● **Given instruction**
Search the data for the word "color" and copy every line that contains it.

Items from a data source
┄┄┄┄┄┄┄┄┄┄

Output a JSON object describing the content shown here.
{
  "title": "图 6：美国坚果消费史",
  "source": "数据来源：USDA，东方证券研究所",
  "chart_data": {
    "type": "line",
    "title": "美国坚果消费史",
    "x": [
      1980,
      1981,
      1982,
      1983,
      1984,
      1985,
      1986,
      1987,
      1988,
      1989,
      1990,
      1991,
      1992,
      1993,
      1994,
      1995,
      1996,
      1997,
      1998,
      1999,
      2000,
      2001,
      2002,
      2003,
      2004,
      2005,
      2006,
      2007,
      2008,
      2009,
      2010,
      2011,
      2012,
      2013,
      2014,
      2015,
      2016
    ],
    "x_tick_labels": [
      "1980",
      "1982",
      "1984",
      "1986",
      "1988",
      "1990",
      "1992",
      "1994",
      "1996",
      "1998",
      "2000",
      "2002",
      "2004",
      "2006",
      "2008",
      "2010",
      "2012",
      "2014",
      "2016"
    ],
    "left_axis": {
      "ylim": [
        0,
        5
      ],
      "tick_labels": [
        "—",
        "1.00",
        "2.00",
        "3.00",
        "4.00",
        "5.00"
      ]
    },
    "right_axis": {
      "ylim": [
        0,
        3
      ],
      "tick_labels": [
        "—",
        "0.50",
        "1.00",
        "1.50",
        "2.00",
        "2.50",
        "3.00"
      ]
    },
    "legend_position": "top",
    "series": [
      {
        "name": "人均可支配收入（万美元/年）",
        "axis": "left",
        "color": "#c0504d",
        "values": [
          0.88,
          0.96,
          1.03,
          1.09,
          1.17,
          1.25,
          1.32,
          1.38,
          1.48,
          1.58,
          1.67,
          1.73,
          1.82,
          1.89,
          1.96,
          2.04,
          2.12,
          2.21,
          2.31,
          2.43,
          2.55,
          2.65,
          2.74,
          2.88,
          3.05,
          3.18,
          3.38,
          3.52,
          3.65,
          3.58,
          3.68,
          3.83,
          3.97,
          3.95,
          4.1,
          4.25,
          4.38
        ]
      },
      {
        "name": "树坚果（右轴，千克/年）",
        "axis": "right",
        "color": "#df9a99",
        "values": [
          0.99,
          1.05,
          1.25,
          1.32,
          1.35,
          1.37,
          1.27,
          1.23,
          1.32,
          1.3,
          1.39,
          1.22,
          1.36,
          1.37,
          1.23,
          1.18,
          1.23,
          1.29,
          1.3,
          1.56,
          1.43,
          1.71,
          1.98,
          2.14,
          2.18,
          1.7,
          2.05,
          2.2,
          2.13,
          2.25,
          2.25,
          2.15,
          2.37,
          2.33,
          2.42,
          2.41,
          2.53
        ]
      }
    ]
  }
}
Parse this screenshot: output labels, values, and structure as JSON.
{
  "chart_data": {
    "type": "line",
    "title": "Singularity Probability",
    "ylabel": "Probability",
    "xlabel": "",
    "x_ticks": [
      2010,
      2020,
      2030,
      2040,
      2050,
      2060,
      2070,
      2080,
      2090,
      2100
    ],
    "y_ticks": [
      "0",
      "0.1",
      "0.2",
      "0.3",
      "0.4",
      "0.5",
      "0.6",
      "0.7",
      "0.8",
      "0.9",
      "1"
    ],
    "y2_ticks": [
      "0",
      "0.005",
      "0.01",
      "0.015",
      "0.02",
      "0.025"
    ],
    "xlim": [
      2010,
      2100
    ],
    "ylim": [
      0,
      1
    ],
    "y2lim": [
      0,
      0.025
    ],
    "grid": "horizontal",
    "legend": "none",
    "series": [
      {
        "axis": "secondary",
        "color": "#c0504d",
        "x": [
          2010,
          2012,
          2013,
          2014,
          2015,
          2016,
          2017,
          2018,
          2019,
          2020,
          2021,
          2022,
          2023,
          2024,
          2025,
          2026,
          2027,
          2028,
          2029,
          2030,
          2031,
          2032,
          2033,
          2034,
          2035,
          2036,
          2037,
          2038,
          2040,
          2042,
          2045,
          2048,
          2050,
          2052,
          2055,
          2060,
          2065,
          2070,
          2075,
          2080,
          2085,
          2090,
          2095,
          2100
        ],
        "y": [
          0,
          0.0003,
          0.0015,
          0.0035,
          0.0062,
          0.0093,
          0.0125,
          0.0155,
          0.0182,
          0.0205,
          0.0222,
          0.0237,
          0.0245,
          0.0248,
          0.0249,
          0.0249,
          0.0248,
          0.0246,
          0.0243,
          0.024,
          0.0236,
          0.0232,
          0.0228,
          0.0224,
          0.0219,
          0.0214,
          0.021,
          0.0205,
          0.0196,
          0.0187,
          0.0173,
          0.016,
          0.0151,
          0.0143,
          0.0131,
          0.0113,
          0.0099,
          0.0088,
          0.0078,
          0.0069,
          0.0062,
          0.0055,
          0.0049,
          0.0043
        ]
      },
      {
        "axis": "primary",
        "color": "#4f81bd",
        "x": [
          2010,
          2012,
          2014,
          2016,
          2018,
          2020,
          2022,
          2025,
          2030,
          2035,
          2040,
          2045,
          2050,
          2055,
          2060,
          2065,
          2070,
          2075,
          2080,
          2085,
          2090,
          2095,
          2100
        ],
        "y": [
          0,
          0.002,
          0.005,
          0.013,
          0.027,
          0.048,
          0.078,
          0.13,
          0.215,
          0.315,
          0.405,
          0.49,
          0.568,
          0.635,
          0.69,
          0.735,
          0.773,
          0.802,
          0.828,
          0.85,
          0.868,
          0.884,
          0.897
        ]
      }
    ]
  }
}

┄┄┄┄┄┄┄┄┄┄

● **Task response**
        "color": "#c0504d",
        "color": "#df9a99",
        "color": "#c0504d",
        "color": "#4f81bd",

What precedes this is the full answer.